What you should do =>
Reproduce the records verbatim from their first line through the line containing "- checkmark-icon: [453, 889, 485, 914]", including both of those lines.

· · ·

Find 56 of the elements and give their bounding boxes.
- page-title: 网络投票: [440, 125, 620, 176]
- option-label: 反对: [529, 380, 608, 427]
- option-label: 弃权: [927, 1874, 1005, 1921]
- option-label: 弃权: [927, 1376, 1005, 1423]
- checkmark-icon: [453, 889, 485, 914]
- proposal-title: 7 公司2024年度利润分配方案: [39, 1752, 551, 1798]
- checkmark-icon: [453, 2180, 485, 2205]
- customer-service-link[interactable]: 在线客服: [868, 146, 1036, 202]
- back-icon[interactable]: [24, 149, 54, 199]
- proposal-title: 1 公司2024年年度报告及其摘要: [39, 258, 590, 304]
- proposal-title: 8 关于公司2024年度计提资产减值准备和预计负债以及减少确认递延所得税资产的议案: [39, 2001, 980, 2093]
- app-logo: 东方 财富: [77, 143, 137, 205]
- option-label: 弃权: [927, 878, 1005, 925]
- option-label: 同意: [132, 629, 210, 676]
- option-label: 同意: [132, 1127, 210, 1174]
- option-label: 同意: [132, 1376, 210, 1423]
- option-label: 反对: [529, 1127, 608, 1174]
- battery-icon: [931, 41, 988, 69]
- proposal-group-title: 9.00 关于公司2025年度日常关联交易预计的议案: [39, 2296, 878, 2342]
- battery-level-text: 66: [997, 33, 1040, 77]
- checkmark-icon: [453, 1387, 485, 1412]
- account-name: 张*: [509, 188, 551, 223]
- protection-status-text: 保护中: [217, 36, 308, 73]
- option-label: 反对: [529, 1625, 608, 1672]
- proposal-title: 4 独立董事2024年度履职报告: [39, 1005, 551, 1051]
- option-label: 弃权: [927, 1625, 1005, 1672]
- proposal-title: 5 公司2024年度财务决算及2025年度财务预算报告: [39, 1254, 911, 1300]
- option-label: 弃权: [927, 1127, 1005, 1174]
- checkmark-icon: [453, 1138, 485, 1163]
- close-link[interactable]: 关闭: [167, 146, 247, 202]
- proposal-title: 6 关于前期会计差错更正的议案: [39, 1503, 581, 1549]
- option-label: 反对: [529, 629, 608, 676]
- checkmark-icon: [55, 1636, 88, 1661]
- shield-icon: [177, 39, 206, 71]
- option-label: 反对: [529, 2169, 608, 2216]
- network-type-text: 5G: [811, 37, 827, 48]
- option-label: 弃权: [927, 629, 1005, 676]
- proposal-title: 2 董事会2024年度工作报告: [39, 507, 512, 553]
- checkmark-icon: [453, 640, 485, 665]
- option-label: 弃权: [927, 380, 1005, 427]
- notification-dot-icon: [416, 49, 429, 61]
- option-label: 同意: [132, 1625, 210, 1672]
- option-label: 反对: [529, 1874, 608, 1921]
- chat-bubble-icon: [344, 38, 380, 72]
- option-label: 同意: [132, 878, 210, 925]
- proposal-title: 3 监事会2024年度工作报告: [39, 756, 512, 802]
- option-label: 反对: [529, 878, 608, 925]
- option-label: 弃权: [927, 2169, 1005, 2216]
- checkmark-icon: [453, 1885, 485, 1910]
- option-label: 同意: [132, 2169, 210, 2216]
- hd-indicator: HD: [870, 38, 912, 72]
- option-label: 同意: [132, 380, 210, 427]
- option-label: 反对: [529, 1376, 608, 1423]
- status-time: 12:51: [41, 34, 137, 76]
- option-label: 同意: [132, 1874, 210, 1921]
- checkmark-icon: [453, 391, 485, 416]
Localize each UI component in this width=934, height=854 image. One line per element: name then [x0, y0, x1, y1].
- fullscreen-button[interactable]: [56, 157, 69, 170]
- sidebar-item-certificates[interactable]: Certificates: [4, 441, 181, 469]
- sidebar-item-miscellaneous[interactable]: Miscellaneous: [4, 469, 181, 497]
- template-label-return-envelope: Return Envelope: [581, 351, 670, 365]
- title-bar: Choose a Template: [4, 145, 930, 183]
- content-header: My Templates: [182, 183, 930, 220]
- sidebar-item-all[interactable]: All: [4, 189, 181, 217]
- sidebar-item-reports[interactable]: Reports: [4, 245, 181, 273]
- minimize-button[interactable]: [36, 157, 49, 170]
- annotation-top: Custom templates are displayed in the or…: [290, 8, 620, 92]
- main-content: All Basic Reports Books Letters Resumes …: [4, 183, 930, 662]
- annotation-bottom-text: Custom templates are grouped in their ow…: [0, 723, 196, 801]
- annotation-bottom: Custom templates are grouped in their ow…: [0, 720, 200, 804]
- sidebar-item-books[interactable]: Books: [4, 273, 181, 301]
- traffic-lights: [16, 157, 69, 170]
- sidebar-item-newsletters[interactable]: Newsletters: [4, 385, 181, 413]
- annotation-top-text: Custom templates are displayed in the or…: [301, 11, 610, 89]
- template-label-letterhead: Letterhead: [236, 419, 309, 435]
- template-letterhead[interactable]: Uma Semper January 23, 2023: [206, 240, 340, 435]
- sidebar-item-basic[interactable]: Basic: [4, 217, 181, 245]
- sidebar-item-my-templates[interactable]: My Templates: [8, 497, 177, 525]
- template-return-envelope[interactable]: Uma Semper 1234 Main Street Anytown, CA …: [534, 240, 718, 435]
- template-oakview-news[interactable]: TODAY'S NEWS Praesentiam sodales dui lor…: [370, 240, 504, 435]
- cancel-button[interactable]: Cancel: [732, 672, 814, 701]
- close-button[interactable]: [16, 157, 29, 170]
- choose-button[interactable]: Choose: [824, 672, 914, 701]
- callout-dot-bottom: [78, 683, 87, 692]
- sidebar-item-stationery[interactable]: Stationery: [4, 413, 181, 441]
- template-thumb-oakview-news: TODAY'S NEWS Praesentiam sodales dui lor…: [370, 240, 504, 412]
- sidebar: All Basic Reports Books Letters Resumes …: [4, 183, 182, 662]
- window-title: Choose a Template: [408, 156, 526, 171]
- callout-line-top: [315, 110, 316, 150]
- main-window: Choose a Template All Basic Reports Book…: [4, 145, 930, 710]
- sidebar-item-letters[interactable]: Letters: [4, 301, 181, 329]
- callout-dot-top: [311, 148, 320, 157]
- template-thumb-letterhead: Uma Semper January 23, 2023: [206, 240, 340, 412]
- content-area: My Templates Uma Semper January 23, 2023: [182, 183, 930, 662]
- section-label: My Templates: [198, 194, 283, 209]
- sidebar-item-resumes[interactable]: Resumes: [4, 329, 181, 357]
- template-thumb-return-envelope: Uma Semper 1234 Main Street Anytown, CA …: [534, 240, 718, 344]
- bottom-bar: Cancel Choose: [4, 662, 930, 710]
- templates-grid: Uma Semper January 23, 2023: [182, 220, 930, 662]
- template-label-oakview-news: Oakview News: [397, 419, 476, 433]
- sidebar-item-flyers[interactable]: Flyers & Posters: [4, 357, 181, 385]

· · ·

Answer for the task =>
Find 56 of the elements and give their bounding boxes.
- page-title: 网络投票: [440, 125, 620, 176]
- option-label: 反对: [529, 380, 608, 427]
- option-label: 弃权: [927, 1874, 1005, 1921]
- option-label: 弃权: [927, 1376, 1005, 1423]
- checkmark-icon: [453, 889, 485, 914]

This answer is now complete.